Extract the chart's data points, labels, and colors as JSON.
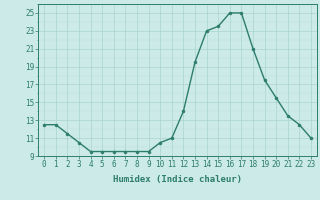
{
  "x": [
    0,
    1,
    2,
    3,
    4,
    5,
    6,
    7,
    8,
    9,
    10,
    11,
    12,
    13,
    14,
    15,
    16,
    17,
    18,
    19,
    20,
    21,
    22,
    23
  ],
  "y": [
    12.5,
    12.5,
    11.5,
    10.5,
    9.5,
    9.5,
    9.5,
    9.5,
    9.5,
    9.5,
    10.5,
    11.0,
    14.0,
    19.5,
    23.0,
    23.5,
    25.0,
    25.0,
    21.0,
    17.5,
    15.5,
    13.5,
    12.5,
    11.0
  ],
  "line_color": "#2d7d6e",
  "marker_color": "#2d7d6e",
  "bg_color": "#cceae8",
  "grid_color_major": "#aad4d0",
  "grid_color_minor": "#bde0dc",
  "xlabel": "Humidex (Indice chaleur)",
  "ylim": [
    9,
    26
  ],
  "xlim": [
    -0.5,
    23.5
  ],
  "yticks": [
    9,
    11,
    13,
    15,
    17,
    19,
    21,
    23,
    25
  ],
  "xticks": [
    0,
    1,
    2,
    3,
    4,
    5,
    6,
    7,
    8,
    9,
    10,
    11,
    12,
    13,
    14,
    15,
    16,
    17,
    18,
    19,
    20,
    21,
    22,
    23
  ],
  "font_color": "#2d7d6e",
  "figsize": [
    3.2,
    2.0
  ],
  "dpi": 100
}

### WRITTEN PROBLEM
Reproduce every line of the material precisely, omitting its pictures.

### EXERCISE RESULT
Extract the chart's data points, labels, and colors as JSON.
{
  "x": [
    0,
    1,
    2,
    3,
    4,
    5,
    6,
    7,
    8,
    9,
    10,
    11,
    12,
    13,
    14,
    15,
    16,
    17,
    18,
    19,
    20,
    21,
    22,
    23
  ],
  "y": [
    12.5,
    12.5,
    11.5,
    10.5,
    9.5,
    9.5,
    9.5,
    9.5,
    9.5,
    9.5,
    10.5,
    11.0,
    14.0,
    19.5,
    23.0,
    23.5,
    25.0,
    25.0,
    21.0,
    17.5,
    15.5,
    13.5,
    12.5,
    11.0
  ],
  "line_color": "#2d7d6e",
  "marker_color": "#2d7d6e",
  "bg_color": "#cceae8",
  "grid_color_major": "#aad4d0",
  "grid_color_minor": "#bde0dc",
  "xlabel": "Humidex (Indice chaleur)",
  "ylim": [
    9,
    26
  ],
  "xlim": [
    -0.5,
    23.5
  ],
  "yticks": [
    9,
    11,
    13,
    15,
    17,
    19,
    21,
    23,
    25
  ],
  "xticks": [
    0,
    1,
    2,
    3,
    4,
    5,
    6,
    7,
    8,
    9,
    10,
    11,
    12,
    13,
    14,
    15,
    16,
    17,
    18,
    19,
    20,
    21,
    22,
    23
  ],
  "font_color": "#2d7d6e",
  "figsize": [
    3.2,
    2.0
  ],
  "dpi": 100
}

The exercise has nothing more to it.